### Exercise objective
Output the records exactly as they appear, with no pictures included.

### Dataset content
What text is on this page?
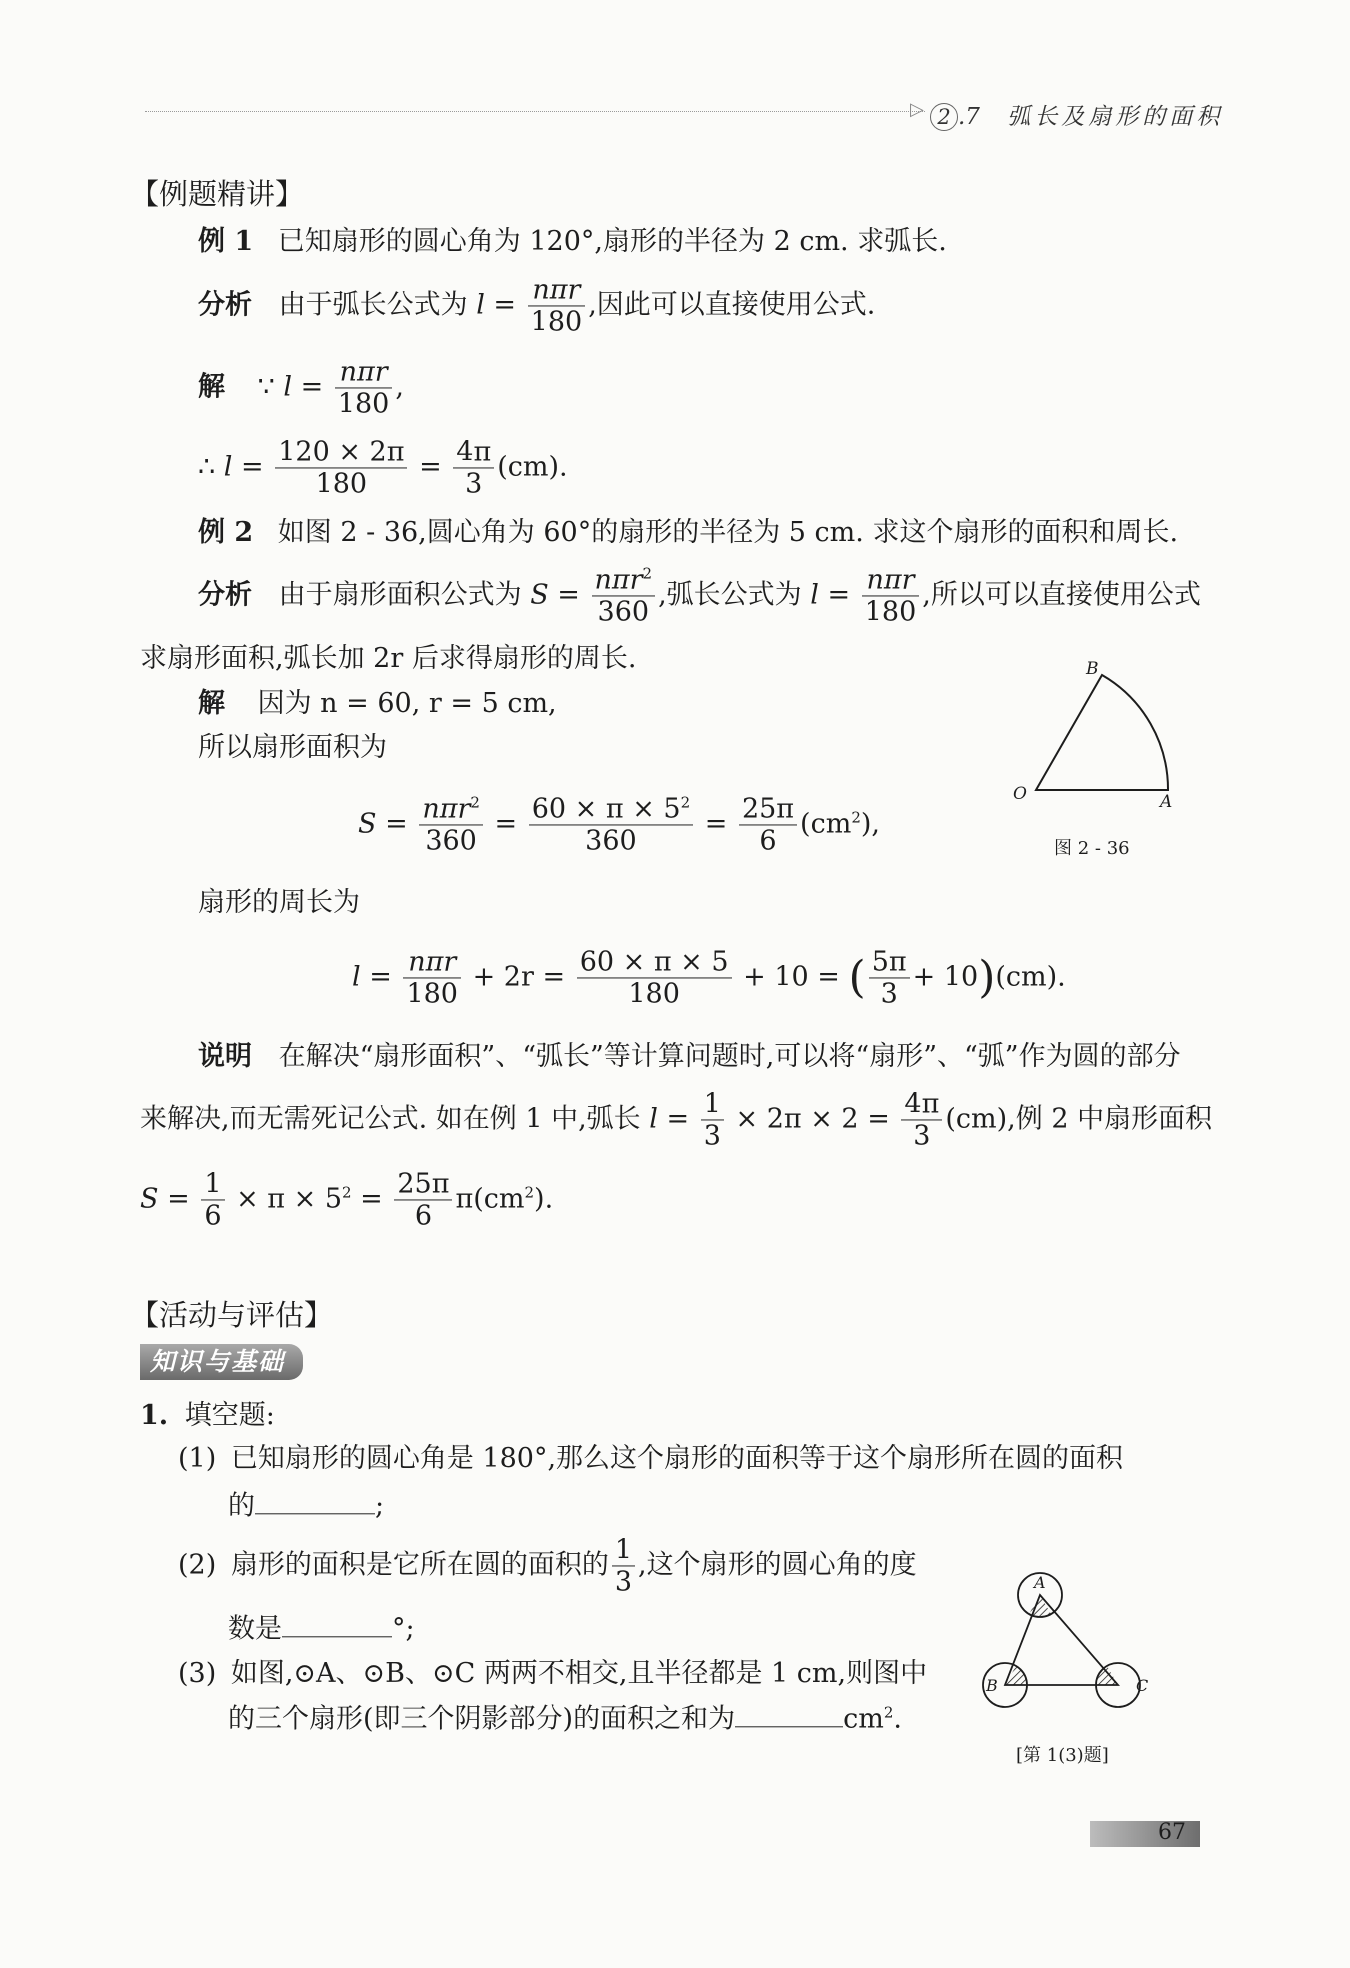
▷ 2 .7 弧长及扇形的面积
【例题精讲】
例 1 已知扇形的圆心角为 120°,扇形的半径为 2 cm. 求弧长.
分析 由于弧长公式为 $l = \frac{\text{nπr}}{180}$ ,因此可以直接使用公式.
解 ∵ $l = \frac{\text{nπr}}{180}$ ,
∴ $l = \frac{120 \times 2\pi}{180} = \frac{4\pi}{3} (cm)$.
例 2 如图 2 - 36,圆心角为 60°的扇形的半径为 5 cm. 求这个扇形的面积和周长.
分析 由于扇形面积公式为 $S = \frac{n\pi r^2}{360}$ ,弧长公式为 $l = \frac{\text{nπr}}{180}$ ,所以可以直接使用公式
求扇形面积,弧长加 2r 后求得扇形的周长.
解 因为 n = 60, r = 5 cm,
所以扇形面积为
$S = \frac{n\pi r^2}{360} = \frac{60 \times \pi \times 5^2}{360} = \frac{25\pi}{6} (cm^2)$,
扇形的周长为
$l = \frac{\text{nπr}}{180} + 2r = \frac{60 \times \pi \times 5}{180} + 10$ = ( $\frac{5\pi}{3} + 10)(cm)$.
说明 在解决“扇形面积”、“弧长”等计算问题时,可以将“扇形”、“弧”作为圆的部分
来解决,而无需死记公式. 如在例 1 中,弧长 $l = \frac{1}{3} \times 2\pi \times 2 = \frac{4\pi}{3} (cm)$,例 2 中扇形面积
$S = \frac{1}{6} \times \pi \times 5^2 = \frac{25\pi}{6} \pi(cm^2)$.
【活动与评估】
知识与基础
1. 填空题:
(1) 已知扇形的圆心角是 180°,那么这个扇形的面积等于这个扇形所在圆的面积
的	;
(2) 扇形的面积是它所在圆的面积的 $\frac{1}{3}$ ,这个扇形的圆心角的度
数是	°;
(3) 如图,⊙A、⊙B、⊙C 两两不相交,且半径都是 1 cm,则图中
的三个扇形(即三个阴影部分)的面积之和为	$cm^2$.
O	A
B
图 2 - 36
A
B	C
[第 1(3)题]
67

### Response to this exercise
What text is on this page?
▷ 2 .7 弧长及扇形的面积
【例题精讲】
例 1 已知扇形的圆心角为 120°,扇形的半径为 2 cm. 求弧长.
分析 由于弧长公式为 $l = \frac{\text{nπr}}{180}$ ,因此可以直接使用公式.
解 ∵ $l = \frac{\text{nπr}}{180}$ ,
∴ $l = \frac{120 \times 2\pi}{180} = \frac{4\pi}{3} (cm)$.
例 2 如图 2 - 36,圆心角为 60°的扇形的半径为 5 cm. 求这个扇形的面积和周长.
分析 由于扇形面积公式为 $S = \frac{n\pi r^2}{360}$ ,弧长公式为 $l = \frac{\text{nπr}}{180}$ ,所以可以直接使用公式
求扇形面积,弧长加 2r 后求得扇形的周长.
解 因为 n = 60, r = 5 cm,
所以扇形面积为
$S = \frac{n\pi r^2}{360} = \frac{60 \times \pi \times 5^2}{360} = \frac{25\pi}{6} (cm^2)$,
扇形的周长为
$l = \frac{\text{nπr}}{180} + 2r = \frac{60 \times \pi \times 5}{180} + 10$ = ( $\frac{5\pi}{3} + 10)(cm)$.
说明 在解决“扇形面积”、“弧长”等计算问题时,可以将“扇形”、“弧”作为圆的部分
来解决,而无需死记公式. 如在例 1 中,弧长 $l = \frac{1}{3} \times 2\pi \times 2 = \frac{4\pi}{3} (cm)$,例 2 中扇形面积
$S = \frac{1}{6} \times \pi \times 5^2 = \frac{25\pi}{6} \pi(cm^2)$.
【活动与评估】
知识与基础
1. 填空题:
(1) 已知扇形的圆心角是 180°,那么这个扇形的面积等于这个扇形所在圆的面积
的	;
(2) 扇形的面积是它所在圆的面积的 $\frac{1}{3}$ ,这个扇形的圆心角的度
数是	°;
(3) 如图,⊙A、⊙B、⊙C 两两不相交,且半径都是 1 cm,则图中
的三个扇形(即三个阴影部分)的面积之和为	$cm^2$.
O	A
B
图 2 - 36
A
B	C
[第 1(3)题]
67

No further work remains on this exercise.